(Data records)
★ ★ ★

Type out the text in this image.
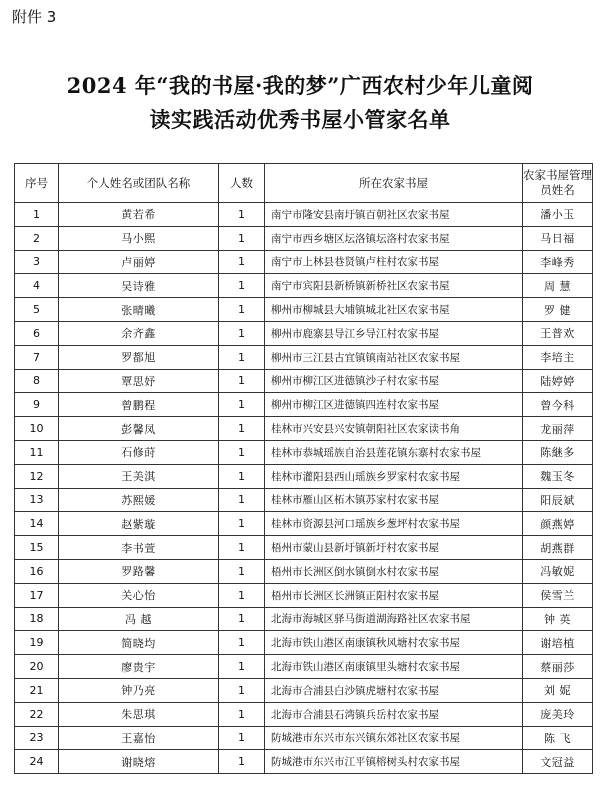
附件 3
2024 年“我的书屋·我的梦”广西农村少年儿童阅
读实践活动优秀书屋小管家名单
序号	个人姓名或团队名称	人数	所在农家书屋	农家书屋管理员姓名
1	黄若希	1	南宁市隆安县南圩镇百朝社区农家书屋	潘小玉
2	马小熙	1	南宁市西乡塘区坛洛镇坛洛村农家书屋	马日福
3	卢丽婷	1	南宁市上林县巷贤镇卢柱村农家书屋	李峰秀
4	吴诗雅	1	南宁市宾阳县新桥镇新桥社区农家书屋	周 慧
5	张晴曦	1	柳州市柳城县大埔镇城北社区农家书屋	罗 健
6	余齐鑫	1	柳州市鹿寨县导江乡导江村农家书屋	王普欢
7	罗都旭	1	柳州市三江县古宜镇镇南站社区农家书屋	李培主
8	覃思妤	1	柳州市柳江区进德镇沙子村农家书屋	陆婷婷
9	曾鹏程	1	柳州市柳江区进德镇四连村农家书屋	曾今科
10	彭馨凤	1	桂林市兴安县兴安镇朝阳社区农家读书角	龙丽萍
11	石修莳	1	桂林市恭城瑶族自治县莲花镇东寨村农家书屋	陈継多
12	王美淇	1	桂林市灌阳县西山瑶族乡罗家村农家书屋	魏玉冬
13	苏熙媛	1	桂林市雁山区柘木镇苏家村农家书屋	阳辰斌
14	赵紫璇	1	桂林市资源县河口瑶族乡葱坪村农家书屋	颜燕婷
15	李书萱	1	梧州市蒙山县新圩镇新圩村农家书屋	胡燕群
16	罗路馨	1	梧州市长洲区倒水镇倒水村农家书屋	冯敏妮
17	关心怡	1	梧州市长洲区长洲镇正阳村农家书屋	侯雪兰
18	冯 越	1	北海市海城区驿马街道湖海路社区农家书屋	钟 英
19	简晓均	1	北海市铁山港区南康镇秋风塘村农家书屋	谢培植
20	廖贵宇	1	北海市铁山港区南康镇里头塘村农家书屋	蔡丽莎
21	钟乃亮	1	北海市合浦县白沙镇虎塘村农家书屋	刘 妮
22	朱思琪	1	北海市合浦县石湾镇兵岳村农家书屋	庞美玲
23	王嘉怡	1	防城港市东兴市东兴镇东郊社区农家书屋	陈 飞
24	谢晓熔	1	防城港市东兴市江平镇榕树头村农家书屋	文冠益
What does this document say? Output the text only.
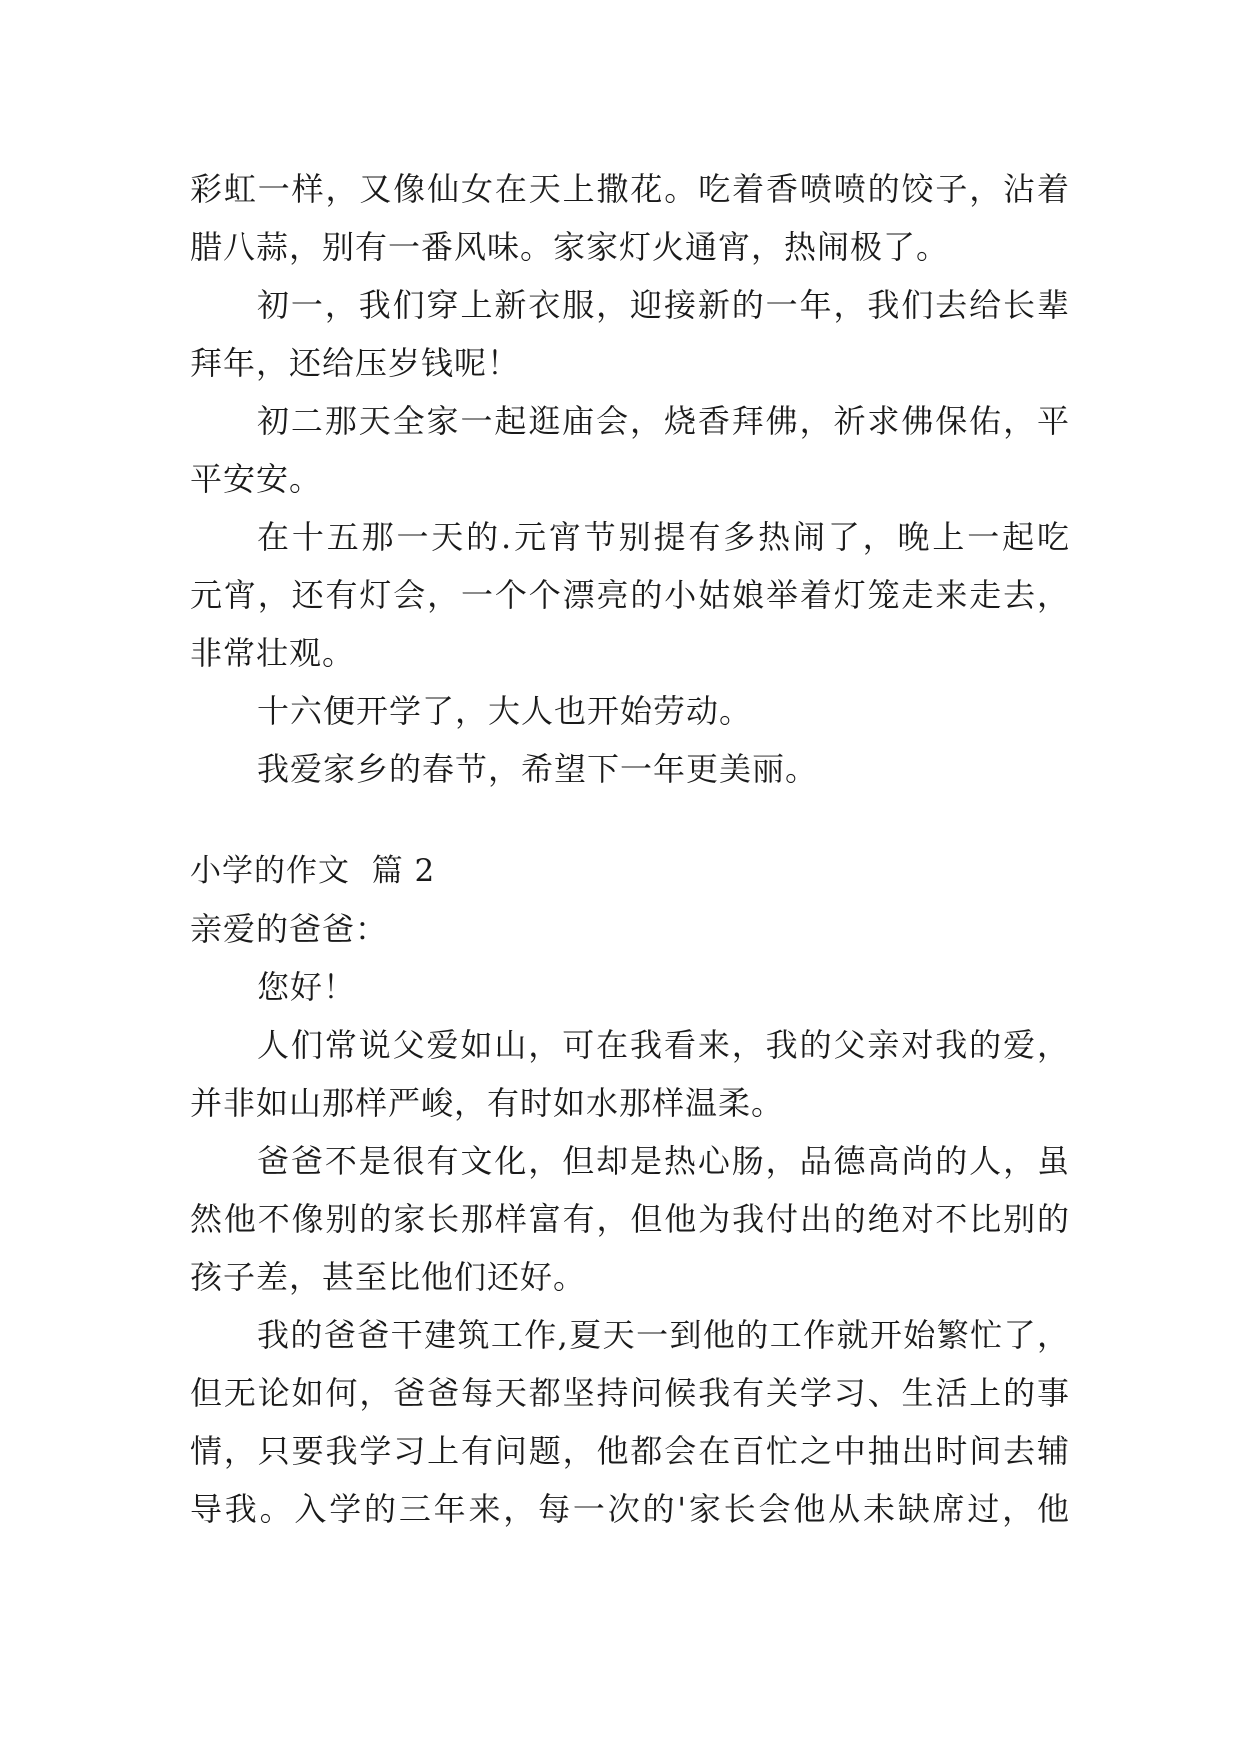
彩虹一样，又像仙女在天上撒花。吃着香喷喷的饺子，沾着
腊八蒜，别有一番风味。家家灯火通宵，热闹极了。
初一，我们穿上新衣服，迎接新的一年，我们去给长辈
拜年，还给压岁钱呢！
初二那天全家一起逛庙会，烧香拜佛，祈求佛保佑，平
平安安。
在十五那一天的.元宵节别提有多热闹了，晚上一起吃
元宵，还有灯会，一个个漂亮的小姑娘举着灯笼走来走去，
非常壮观。
十六便开学了，大人也开始劳动。
我爱家乡的春节，希望下一年更美丽。
小学的作文  篇 2
亲爱的爸爸：
您好！
人们常说父爱如山，可在我看来，我的父亲对我的爱，
并非如山那样严峻，有时如水那样温柔。
爸爸不是很有文化，但却是热心肠，品德高尚的人，虽
然他不像别的家长那样富有，但他为我付出的绝对不比别的
孩子差，甚至比他们还好。
我的爸爸干建筑工作,夏天一到他的工作就开始繁忙了，
但无论如何，爸爸每天都坚持问候我有关学习、生活上的事
情，只要我学习上有问题，他都会在百忙之中抽出时间去辅
导我。入学的三年来，每一次的'家长会他从未缺席过，他
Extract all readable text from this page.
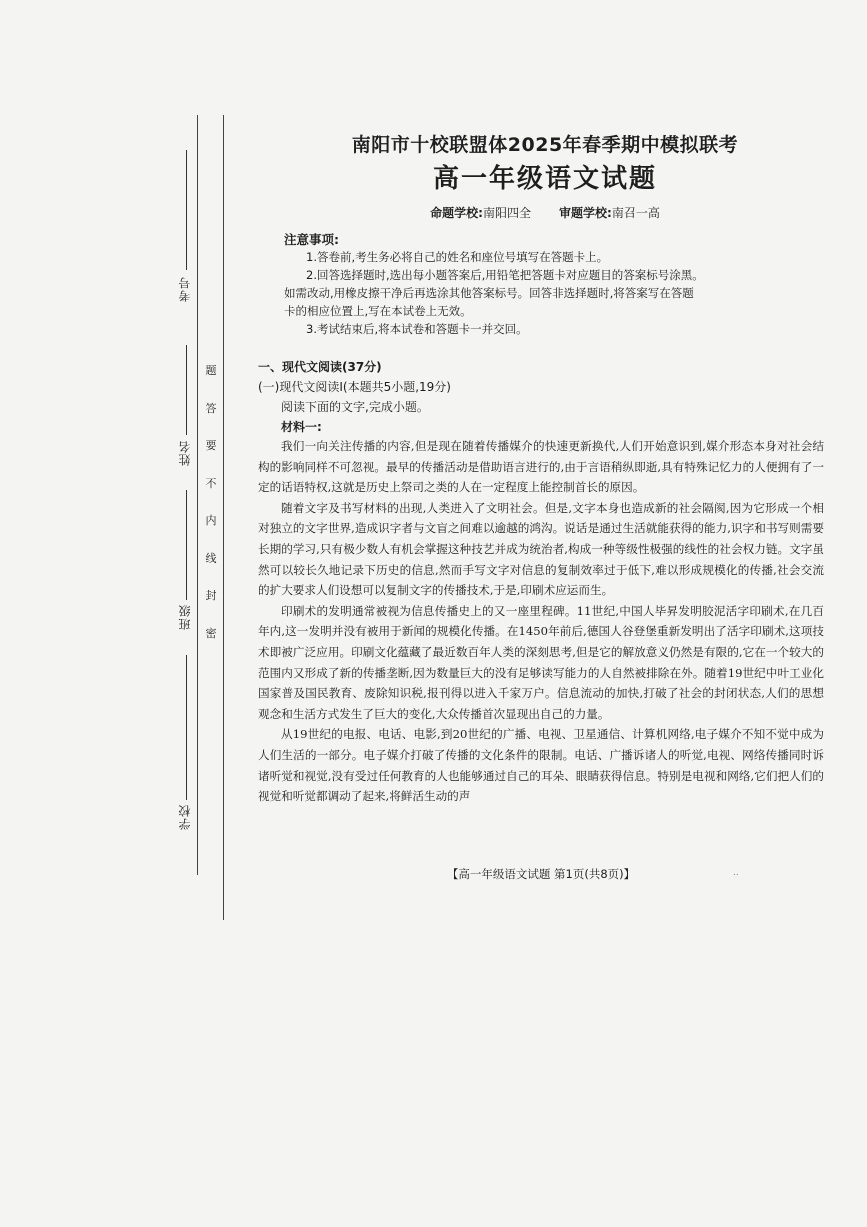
考号
姓名
班级
学校
题
答
要
不
内
线
封
密
南阳市十校联盟体2025年春季期中模拟联考
高一年级语文试题
命题学校:南阳四全 审题学校:南召一高
注意事项:

1.答卷前,考生务必将自己的姓名和座位号填写在答题卡上。

2.回答选择题时,选出每小题答案后,用铅笔把答题卡对应题目的答案标号涂黑。

如需改动,用橡皮擦干净后再选涂其他答案标号。回答非选择题时,将答案写在答题

卡的相应位置上,写在本试卷上无效。

3.考试结束后,将本试卷和答题卡一并交回。

一、现代文阅读(37分)
(一)现代文阅读Ⅰ(本题共5小题,19分)
阅读下面的文字,完成小题。
材料一:

我们一向关注传播的内容,但是现在随着传播媒介的快速更新换代,人们开始意识到,媒介形态本身对社会结构的影响同样不可忽视。最早的传播活动是借助语言进行的,由于言语稍纵即逝,具有特殊记忆力的人便拥有了一定的话语特权,这就是历史上祭司之类的人在一定程度上能控制首长的原因。

随着文字及书写材料的出现,人类进入了文明社会。但是,文字本身也造成新的社会隔阂,因为它形成一个相对独立的文字世界,造成识字者与文盲之间难以逾越的鸿沟。说话是通过生活就能获得的能力,识字和书写则需要长期的学习,只有极少数人有机会掌握这种技艺并成为统治者,构成一种等级性极强的线性的社会权力链。文字虽然可以较长久地记录下历史的信息,然而手写文字对信息的复制效率过于低下,难以形成规模化的传播,社会交流的扩大要求人们设想可以复制文字的传播技术,于是,印刷术应运而生。

印刷术的发明通常被视为信息传播史上的又一座里程碑。11世纪,中国人毕昇发明胶泥活字印刷术,在几百年内,这一发明并没有被用于新闻的规模化传播。在1450年前后,德国人谷登堡重新发明出了活字印刷术,这项技术即被广泛应用。印刷文化蕴藏了最近数百年人类的深刻思考,但是它的解放意义仍然是有限的,它在一个较大的范围内又形成了新的传播垄断,因为数量巨大的没有足够读写能力的人自然被排除在外。随着19世纪中叶工业化国家普及国民教育、废除知识税,报刊得以进入千家万户。信息流动的加快,打破了社会的封闭状态,人们的思想观念和生活方式发生了巨大的变化,大众传播首次显现出自己的力量。

从19世纪的电报、电话、电影,到20世纪的广播、电视、卫星通信、计算机网络,电子媒介不知不觉中成为人们生活的一部分。电子媒介打破了传播的文化条件的限制。电话、广播诉诸人的听觉,电视、网络传播同时诉诸听觉和视觉,没有受过任何教育的人也能够通过自己的耳朵、眼睛获得信息。特别是电视和网络,它们把人们的视觉和听觉都调动了起来,将鲜活生动的声

【高一年级语文试题 第1页(共8页)】	..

★ ★ ★

What you are asked to do
From the listing above, return each line with the word "this".

Completed task
Type out the text in this image.
What does this document say? Output the text only.
Extract all readable text from this page.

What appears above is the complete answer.